# [Extracted data]
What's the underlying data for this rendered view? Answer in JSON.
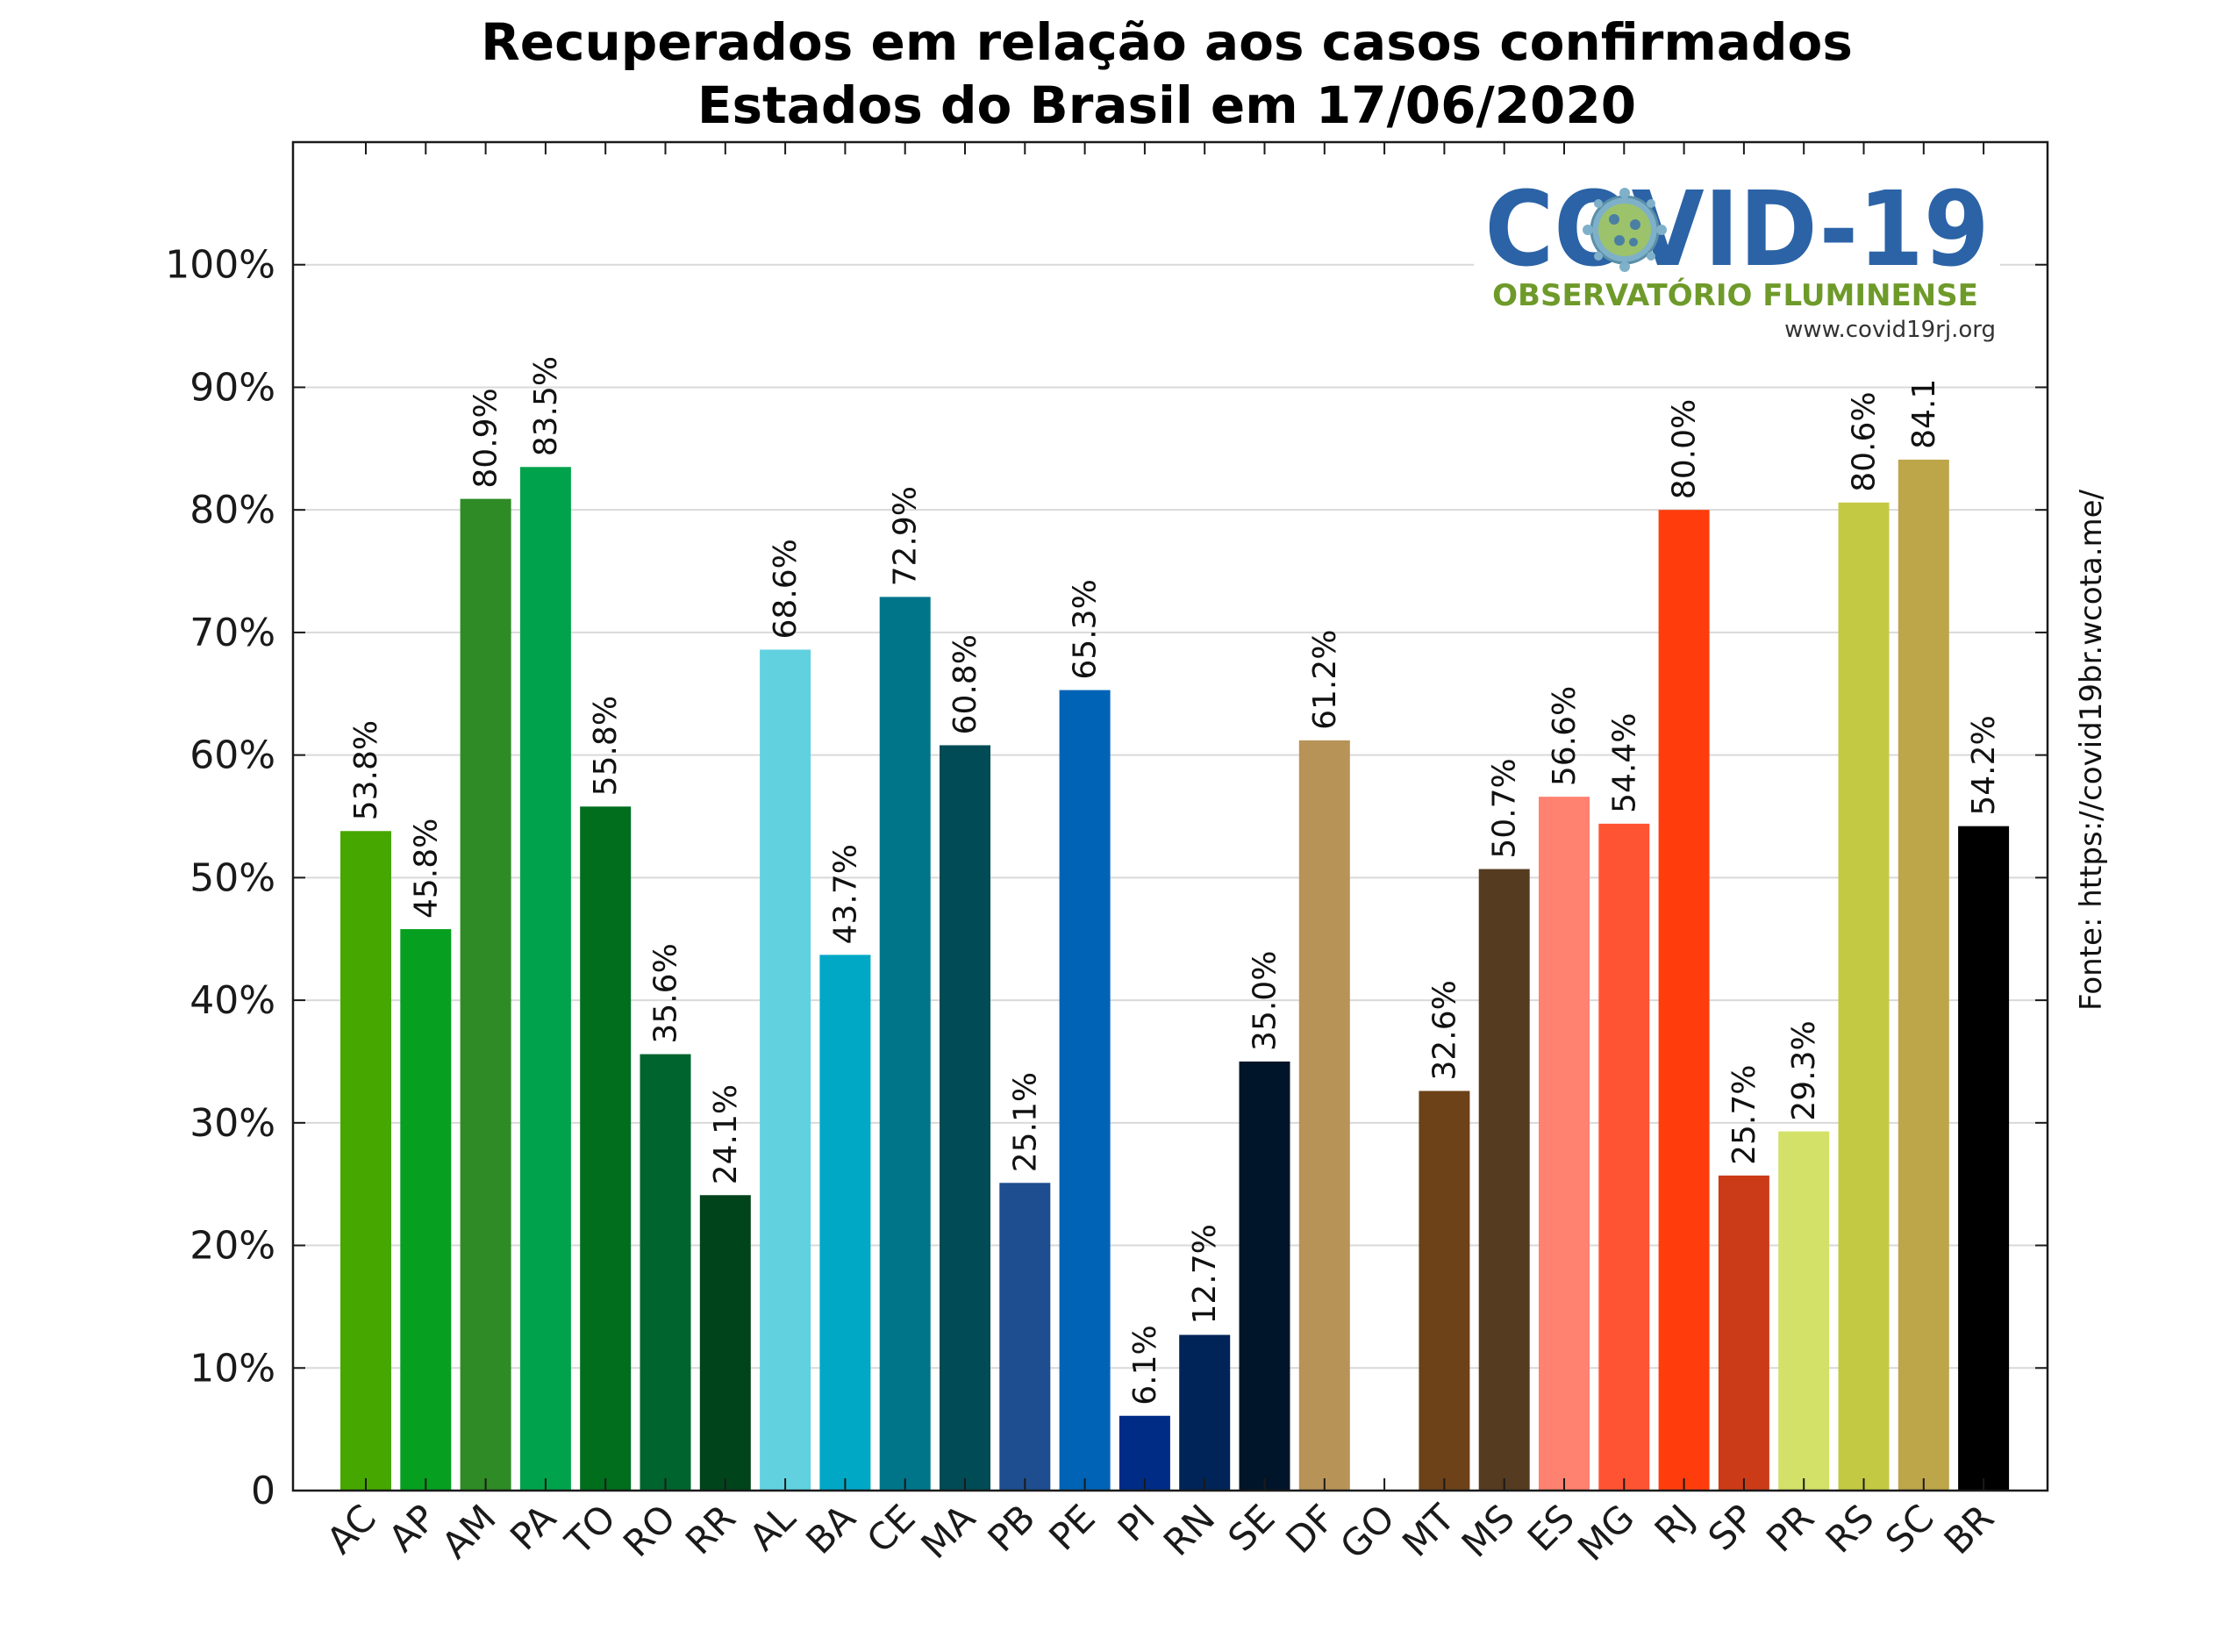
{
  "chart_data": {
    "type": "bar",
    "title": "Recuperados em relação aos casos confirmados",
    "subtitle": "Estados do Brasil em 17/06/2020",
    "source": "Fonte: https://covid19br.wcota.me/",
    "logo": {
      "title": "COVID-19",
      "subtitle": "OBSERVATÓRIO FLUMINENSE",
      "url": "www.covid19rj.org"
    },
    "ylim": [
      0,
      110
    ],
    "y_ticks": [
      0,
      10,
      20,
      30,
      40,
      50,
      60,
      70,
      80,
      90,
      100
    ],
    "y_tick_labels": [
      "0",
      "10%",
      "20%",
      "30%",
      "40%",
      "50%",
      "60%",
      "70%",
      "80%",
      "90%",
      "100%"
    ],
    "grid": true,
    "categories": [
      "AC",
      "AP",
      "AM",
      "PA",
      "TO",
      "RO",
      "RR",
      "AL",
      "BA",
      "CE",
      "MA",
      "PB",
      "PE",
      "PI",
      "RN",
      "SE",
      "DF",
      "GO",
      "MT",
      "MS",
      "ES",
      "MG",
      "RJ",
      "SP",
      "PR",
      "RS",
      "SC",
      "BR"
    ],
    "values": [
      53.8,
      45.8,
      80.9,
      83.5,
      55.8,
      35.6,
      24.1,
      68.6,
      43.7,
      72.9,
      60.8,
      25.1,
      65.3,
      6.1,
      12.7,
      35.0,
      61.2,
      null,
      32.6,
      50.7,
      56.6,
      54.4,
      80.0,
      25.7,
      29.3,
      80.6,
      84.1,
      54.2
    ],
    "value_labels": [
      "53.8%",
      "45.8%",
      "80.9%",
      "83.5%",
      "55.8%",
      "35.6%",
      "24.1%",
      "68.6%",
      "43.7%",
      "72.9%",
      "60.8%",
      "25.1%",
      "65.3%",
      "6.1%",
      "12.7%",
      "35.0%",
      "61.2%",
      "",
      "32.6%",
      "50.7%",
      "56.6%",
      "54.4%",
      "80.0%",
      "25.7%",
      "29.3%",
      "80.6%",
      "84.1",
      "54.2%"
    ],
    "colors": [
      "#46a700",
      "#079f1f",
      "#2f8b25",
      "#00a34b",
      "#006e1c",
      "#00642e",
      "#00441b",
      "#61d1e0",
      "#00a8c6",
      "#00758a",
      "#004b55",
      "#1e4e8f",
      "#0063b6",
      "#002c86",
      "#002457",
      "#001529",
      "#b89357",
      "#ffffff",
      "#6d4218",
      "#553b1f",
      "#ff8170",
      "#ff5433",
      "#ff3d0c",
      "#cc3b17",
      "#d3e168",
      "#c4c943",
      "#bda54a",
      "#000000"
    ]
  }
}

# [Stated problem]
Copy each line exactly, and leave the pictures out of your copy.

# [Response to the task]
What's the underlying data for this rendered view? Answer in JSON.
{
  "chart_data": {
    "type": "bar",
    "title": "Recuperados em relação aos casos confirmados",
    "subtitle": "Estados do Brasil em 17/06/2020",
    "source": "Fonte: https://covid19br.wcota.me/",
    "logo": {
      "title": "COVID-19",
      "subtitle": "OBSERVATÓRIO FLUMINENSE",
      "url": "www.covid19rj.org"
    },
    "ylim": [
      0,
      110
    ],
    "y_ticks": [
      0,
      10,
      20,
      30,
      40,
      50,
      60,
      70,
      80,
      90,
      100
    ],
    "y_tick_labels": [
      "0",
      "10%",
      "20%",
      "30%",
      "40%",
      "50%",
      "60%",
      "70%",
      "80%",
      "90%",
      "100%"
    ],
    "grid": true,
    "categories": [
      "AC",
      "AP",
      "AM",
      "PA",
      "TO",
      "RO",
      "RR",
      "AL",
      "BA",
      "CE",
      "MA",
      "PB",
      "PE",
      "PI",
      "RN",
      "SE",
      "DF",
      "GO",
      "MT",
      "MS",
      "ES",
      "MG",
      "RJ",
      "SP",
      "PR",
      "RS",
      "SC",
      "BR"
    ],
    "values": [
      53.8,
      45.8,
      80.9,
      83.5,
      55.8,
      35.6,
      24.1,
      68.6,
      43.7,
      72.9,
      60.8,
      25.1,
      65.3,
      6.1,
      12.7,
      35.0,
      61.2,
      null,
      32.6,
      50.7,
      56.6,
      54.4,
      80.0,
      25.7,
      29.3,
      80.6,
      84.1,
      54.2
    ],
    "value_labels": [
      "53.8%",
      "45.8%",
      "80.9%",
      "83.5%",
      "55.8%",
      "35.6%",
      "24.1%",
      "68.6%",
      "43.7%",
      "72.9%",
      "60.8%",
      "25.1%",
      "65.3%",
      "6.1%",
      "12.7%",
      "35.0%",
      "61.2%",
      "",
      "32.6%",
      "50.7%",
      "56.6%",
      "54.4%",
      "80.0%",
      "25.7%",
      "29.3%",
      "80.6%",
      "84.1",
      "54.2%"
    ],
    "colors": [
      "#46a700",
      "#079f1f",
      "#2f8b25",
      "#00a34b",
      "#006e1c",
      "#00642e",
      "#00441b",
      "#61d1e0",
      "#00a8c6",
      "#00758a",
      "#004b55",
      "#1e4e8f",
      "#0063b6",
      "#002c86",
      "#002457",
      "#001529",
      "#b89357",
      "#ffffff",
      "#6d4218",
      "#553b1f",
      "#ff8170",
      "#ff5433",
      "#ff3d0c",
      "#cc3b17",
      "#d3e168",
      "#c4c943",
      "#bda54a",
      "#000000"
    ]
  }
}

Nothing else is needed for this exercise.